* STORED ROWS *
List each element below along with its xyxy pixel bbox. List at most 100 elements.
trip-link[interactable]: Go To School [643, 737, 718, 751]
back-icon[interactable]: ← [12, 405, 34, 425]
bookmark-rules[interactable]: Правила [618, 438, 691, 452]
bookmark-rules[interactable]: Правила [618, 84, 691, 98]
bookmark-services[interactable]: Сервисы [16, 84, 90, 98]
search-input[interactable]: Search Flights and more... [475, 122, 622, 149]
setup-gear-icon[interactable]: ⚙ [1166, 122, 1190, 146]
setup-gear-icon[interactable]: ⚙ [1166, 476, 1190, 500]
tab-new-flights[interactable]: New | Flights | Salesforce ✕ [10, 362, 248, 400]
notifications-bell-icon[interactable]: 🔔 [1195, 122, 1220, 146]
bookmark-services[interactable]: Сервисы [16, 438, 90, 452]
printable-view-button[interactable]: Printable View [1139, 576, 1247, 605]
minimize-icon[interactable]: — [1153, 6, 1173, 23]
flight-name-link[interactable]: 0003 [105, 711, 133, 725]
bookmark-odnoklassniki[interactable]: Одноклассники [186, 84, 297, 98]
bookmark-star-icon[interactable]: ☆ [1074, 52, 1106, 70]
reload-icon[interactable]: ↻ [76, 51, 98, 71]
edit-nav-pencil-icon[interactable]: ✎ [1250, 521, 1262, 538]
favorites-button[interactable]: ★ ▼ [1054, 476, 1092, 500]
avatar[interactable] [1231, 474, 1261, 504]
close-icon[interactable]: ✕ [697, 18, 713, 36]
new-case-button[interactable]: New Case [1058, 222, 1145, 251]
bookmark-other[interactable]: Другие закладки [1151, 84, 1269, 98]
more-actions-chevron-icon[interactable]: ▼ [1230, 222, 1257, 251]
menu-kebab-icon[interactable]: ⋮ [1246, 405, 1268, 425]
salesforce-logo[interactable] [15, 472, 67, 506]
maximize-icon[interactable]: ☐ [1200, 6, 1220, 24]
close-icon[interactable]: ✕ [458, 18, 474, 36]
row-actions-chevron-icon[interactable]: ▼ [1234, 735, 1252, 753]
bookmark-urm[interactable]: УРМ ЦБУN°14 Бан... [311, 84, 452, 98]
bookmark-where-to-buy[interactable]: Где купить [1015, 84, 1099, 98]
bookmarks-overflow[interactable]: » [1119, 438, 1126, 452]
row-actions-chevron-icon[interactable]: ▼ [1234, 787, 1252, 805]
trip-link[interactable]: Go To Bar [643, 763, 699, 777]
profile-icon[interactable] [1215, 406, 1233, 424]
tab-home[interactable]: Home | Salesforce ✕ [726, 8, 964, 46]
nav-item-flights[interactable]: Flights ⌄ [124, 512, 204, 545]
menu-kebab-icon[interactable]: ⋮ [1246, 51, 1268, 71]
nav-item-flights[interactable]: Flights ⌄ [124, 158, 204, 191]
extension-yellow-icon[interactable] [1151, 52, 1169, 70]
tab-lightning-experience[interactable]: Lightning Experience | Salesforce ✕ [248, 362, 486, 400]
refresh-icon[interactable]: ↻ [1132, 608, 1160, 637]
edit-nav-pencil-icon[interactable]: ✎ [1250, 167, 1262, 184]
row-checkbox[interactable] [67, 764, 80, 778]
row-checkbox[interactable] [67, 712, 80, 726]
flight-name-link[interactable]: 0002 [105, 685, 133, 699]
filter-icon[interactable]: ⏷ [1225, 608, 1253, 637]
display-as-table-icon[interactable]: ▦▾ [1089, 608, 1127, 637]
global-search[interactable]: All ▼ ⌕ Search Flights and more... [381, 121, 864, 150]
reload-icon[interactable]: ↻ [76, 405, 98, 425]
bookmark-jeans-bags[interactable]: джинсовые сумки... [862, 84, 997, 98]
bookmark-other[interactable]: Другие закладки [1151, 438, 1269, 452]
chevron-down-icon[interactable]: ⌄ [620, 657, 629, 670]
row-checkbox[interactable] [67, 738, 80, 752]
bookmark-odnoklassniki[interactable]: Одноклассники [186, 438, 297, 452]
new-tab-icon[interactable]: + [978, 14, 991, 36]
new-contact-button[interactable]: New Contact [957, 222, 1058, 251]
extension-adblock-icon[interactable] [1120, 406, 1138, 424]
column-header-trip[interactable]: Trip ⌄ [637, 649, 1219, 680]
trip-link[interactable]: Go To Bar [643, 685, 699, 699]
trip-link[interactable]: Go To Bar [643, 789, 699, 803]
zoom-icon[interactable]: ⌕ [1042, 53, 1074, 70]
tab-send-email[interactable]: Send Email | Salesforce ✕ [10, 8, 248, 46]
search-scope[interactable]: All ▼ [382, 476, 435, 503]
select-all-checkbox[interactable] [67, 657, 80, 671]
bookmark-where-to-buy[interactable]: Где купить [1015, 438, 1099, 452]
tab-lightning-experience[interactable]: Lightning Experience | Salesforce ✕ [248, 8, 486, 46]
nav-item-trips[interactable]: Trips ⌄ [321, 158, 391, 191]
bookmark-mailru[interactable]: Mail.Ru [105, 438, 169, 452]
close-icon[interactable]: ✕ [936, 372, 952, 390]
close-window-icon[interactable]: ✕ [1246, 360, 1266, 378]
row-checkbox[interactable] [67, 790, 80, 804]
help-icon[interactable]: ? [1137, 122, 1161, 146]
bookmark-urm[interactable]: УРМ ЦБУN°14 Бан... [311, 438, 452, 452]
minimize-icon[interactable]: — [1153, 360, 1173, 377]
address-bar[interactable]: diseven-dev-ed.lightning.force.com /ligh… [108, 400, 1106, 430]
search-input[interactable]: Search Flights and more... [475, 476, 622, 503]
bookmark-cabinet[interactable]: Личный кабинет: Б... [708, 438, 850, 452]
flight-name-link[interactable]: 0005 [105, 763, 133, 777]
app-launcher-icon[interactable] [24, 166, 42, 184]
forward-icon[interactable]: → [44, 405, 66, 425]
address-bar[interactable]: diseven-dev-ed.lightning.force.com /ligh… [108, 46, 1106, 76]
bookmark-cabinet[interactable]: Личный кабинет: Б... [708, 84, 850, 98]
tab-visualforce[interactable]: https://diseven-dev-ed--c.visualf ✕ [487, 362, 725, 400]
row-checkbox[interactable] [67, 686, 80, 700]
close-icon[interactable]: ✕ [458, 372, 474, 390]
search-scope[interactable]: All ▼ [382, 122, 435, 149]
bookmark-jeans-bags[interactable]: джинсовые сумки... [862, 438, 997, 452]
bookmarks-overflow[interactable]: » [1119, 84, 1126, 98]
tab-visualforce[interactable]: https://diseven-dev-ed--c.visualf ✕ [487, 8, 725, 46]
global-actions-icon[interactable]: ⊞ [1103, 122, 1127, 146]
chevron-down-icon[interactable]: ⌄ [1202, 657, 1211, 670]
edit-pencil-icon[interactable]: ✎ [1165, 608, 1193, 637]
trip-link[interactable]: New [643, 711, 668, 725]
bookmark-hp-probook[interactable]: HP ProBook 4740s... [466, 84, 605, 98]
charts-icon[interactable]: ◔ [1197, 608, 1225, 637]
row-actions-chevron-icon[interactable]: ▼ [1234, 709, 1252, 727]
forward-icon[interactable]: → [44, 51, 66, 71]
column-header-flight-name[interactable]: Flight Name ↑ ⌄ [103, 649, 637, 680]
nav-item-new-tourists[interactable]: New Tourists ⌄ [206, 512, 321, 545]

* AIM OF THE TASK *
Could you lay out each line of the material above as a JSON list of strings, one string per line, with blank lines left out?

* ANSWER *
[
  "List each element below along with its xyxy pixel bbox. List at most 100 elements.",
  "trip-link[interactable]: Go To School [643, 737, 718, 751]",
  "back-icon[interactable]: ← [12, 405, 34, 425]",
  "bookmark-rules[interactable]: Правила [618, 438, 691, 452]",
  "bookmark-rules[interactable]: Правила [618, 84, 691, 98]",
  "bookmark-services[interactable]: Сервисы [16, 84, 90, 98]",
  "search-input[interactable]: Search Flights and more... [475, 122, 622, 149]",
  "setup-gear-icon[interactable]: ⚙ [1166, 122, 1190, 146]",
  "setup-gear-icon[interactable]: ⚙ [1166, 476, 1190, 500]",
  "tab-new-flights[interactable]: New | Flights | Salesforce ✕ [10, 362, 248, 400]",
  "notifications-bell-icon[interactable]: 🔔 [1195, 122, 1220, 146]",
  "bookmark-services[interactable]: Сервисы [16, 438, 90, 452]",
  "printable-view-button[interactable]: Printable View [1139, 576, 1247, 605]",
  "minimize-icon[interactable]: — [1153, 6, 1173, 23]",
  "flight-name-link[interactable]: 0003 [105, 711, 133, 725]",
  "bookmark-odnoklassniki[interactable]: Одноклассники [186, 84, 297, 98]",
  "bookmark-star-icon[interactable]: ☆ [1074, 52, 1106, 70]",
  "reload-icon[interactable]: ↻ [76, 51, 98, 71]",
  "edit-nav-pencil-icon[interactable]: ✎ [1250, 521, 1262, 538]",
  "favorites-button[interactable]: ★ ▼ [1054, 476, 1092, 500]",
  "avatar[interactable] [1231, 474, 1261, 504]",
  "close-icon[interactable]: ✕ [697, 18, 713, 36]",
  "new-case-button[interactable]: New Case [1058, 222, 1145, 251]",
  "bookmark-other[interactable]: Другие закладки [1151, 84, 1269, 98]",
  "more-actions-chevron-icon[interactable]: ▼ [1230, 222, 1257, 251]",
  "menu-kebab-icon[interactable]: ⋮ [1246, 405, 1268, 425]",
  "salesforce-logo[interactable] [15, 472, 67, 506]",
  "maximize-icon[interactable]: ☐ [1200, 6, 1220, 24]",
  "close-icon[interactable]: ✕ [458, 18, 474, 36]",
  "row-actions-chevron-icon[interactable]: ▼ [1234, 735, 1252, 753]",
  "bookmark-urm[interactable]: УРМ ЦБУN°14 Бан... [311, 84, 452, 98]",
  "bookmark-where-to-buy[interactable]: Где купить [1015, 84, 1099, 98]",
  "bookmarks-overflow[interactable]: » [1119, 438, 1126, 452]",
  "row-actions-chevron-icon[interactable]: ▼ [1234, 787, 1252, 805]",
  "trip-link[interactable]: Go To Bar [643, 763, 699, 777]",
  "profile-icon[interactable] [1215, 406, 1233, 424]",
  "tab-home[interactable]: Home | Salesforce ✕ [726, 8, 964, 46]",
  "nav-item-flights[interactable]: Flights ⌄ [124, 512, 204, 545]",
  "menu-kebab-icon[interactable]: ⋮ [1246, 51, 1268, 71]",
  "nav-item-flights[interactable]: Flights ⌄ [124, 158, 204, 191]",
  "extension-yellow-icon[interactable] [1151, 52, 1169, 70]",
  "tab-lightning-experience[interactable]: Lightning Experience | Salesforce ✕ [248, 362, 486, 400]",
  "refresh-icon[interactable]: ↻ [1132, 608, 1160, 637]",
  "edit-nav-pencil-icon[interactable]: ✎ [1250, 167, 1262, 184]",
  "row-checkbox[interactable] [67, 764, 80, 778]",
  "row-checkbox[interactable] [67, 712, 80, 726]",
  "flight-name-link[interactable]: 0002 [105, 685, 133, 699]",
  "filter-icon[interactable]: ⏷ [1225, 608, 1253, 637]",
  "display-as-table-icon[interactable]: ▦▾ [1089, 608, 1127, 637]",
  "global-search[interactable]: All ▼ ⌕ Search Flights and more... [381, 121, 864, 150]",
  "reload-icon[interactable]: ↻ [76, 405, 98, 425]",
  "bookmark-jeans-bags[interactable]: джинсовые сумки... [862, 84, 997, 98]",
  "bookmark-other[interactable]: Другие закладки [1151, 438, 1269, 452]",
  "chevron-down-icon[interactable]: ⌄ [620, 657, 629, 670]",
  "row-checkbox[interactable] [67, 738, 80, 752]",
  "bookmark-odnoklassniki[interactable]: Одноклассники [186, 438, 297, 452]",
  "new-tab-icon[interactable]: + [978, 14, 991, 36]",
  "new-contact-button[interactable]: New Contact [957, 222, 1058, 251]",
  "extension-adblock-icon[interactable] [1120, 406, 1138, 424]",
  "column-header-trip[interactable]: Trip ⌄ [637, 649, 1219, 680]",
  "trip-link[interactable]: Go To Bar [643, 685, 699, 699]",
  "trip-link[interactable]: Go To Bar [643, 789, 699, 803]",
  "zoom-icon[interactable]: ⌕ [1042, 53, 1074, 70]",
  "tab-send-email[interactable]: Send Email | Salesforce ✕ [10, 8, 248, 46]",
  "search-scope[interactable]: All ▼ [382, 476, 435, 503]",
  "select-all-checkbox[interactable] [67, 657, 80, 671]",
  "bookmark-where-to-buy[interactable]: Где купить [1015, 438, 1099, 452]",
  "tab-lightning-experience[interactable]: Lightning Experience | Salesforce ✕ [248, 8, 486, 46]",
  "nav-item-trips[interactable]: Trips ⌄ [321, 158, 391, 191]",
  "bookmark-mailru[interactable]: Mail.Ru [105, 438, 169, 452]",
  "close-icon[interactable]: ✕ [936, 372, 952, 390]",
  "close-window-icon[interactable]: ✕ [1246, 360, 1266, 378]",
  "row-checkbox[interactable] [67, 790, 80, 804]",
  "help-icon[interactable]: ? [1137, 122, 1161, 146]",
  "bookmark-urm[interactable]: УРМ ЦБУN°14 Бан... [311, 438, 452, 452]",
  "minimize-icon[interactable]: — [1153, 360, 1173, 377]",
  "address-bar[interactable]: diseven-dev-ed.lightning.force.com /ligh… [108, 400, 1106, 430]",
  "search-input[interactable]: Search Flights and more... [475, 476, 622, 503]",
  "bookmark-cabinet[interactable]: Личный кабинет: Б... [708, 438, 850, 452]",
  "flight-name-link[interactable]: 0005 [105, 763, 133, 777]",
  "app-launcher-icon[interactable] [24, 166, 42, 184]",
  "forward-icon[interactable]: → [44, 405, 66, 425]",
  "address-bar[interactable]: diseven-dev-ed.lightning.force.com /ligh… [108, 46, 1106, 76]",
  "bookmark-cabinet[interactable]: Личный кабинет: Б... [708, 84, 850, 98]",
  "tab-visualforce[interactable]: https://diseven-dev-ed--c.visualf ✕ [487, 362, 725, 400]",
  "row-checkbox[interactable] [67, 686, 80, 700]",
  "close-icon[interactable]: ✕ [458, 372, 474, 390]",
  "search-scope[interactable]: All ▼ [382, 122, 435, 149]",
  "bookmark-jeans-bags[interactable]: джинсовые сумки... [862, 438, 997, 452]",
  "bookmarks-overflow[interactable]: » [1119, 84, 1126, 98]",
  "tab-visualforce[interactable]: https://diseven-dev-ed--c.visualf ✕ [487, 8, 725, 46]",
  "global-actions-icon[interactable]: ⊞ [1103, 122, 1127, 146]",
  "chevron-down-icon[interactable]: ⌄ [1202, 657, 1211, 670]",
  "edit-pencil-icon[interactable]: ✎ [1165, 608, 1193, 637]",
  "trip-link[interactable]: New [643, 711, 668, 725]",
  "bookmark-hp-probook[interactable]: HP ProBook 4740s... [466, 84, 605, 98]",
  "charts-icon[interactable]: ◔ [1197, 608, 1225, 637]",
  "row-actions-chevron-icon[interactable]: ▼ [1234, 709, 1252, 727]",
  "forward-icon[interactable]: → [44, 51, 66, 71]",
  "column-header-flight-name[interactable]: Flight Name ↑ ⌄ [103, 649, 637, 680]",
  "nav-item-new-tourists[interactable]: New Tourists ⌄ [206, 512, 321, 545]"
]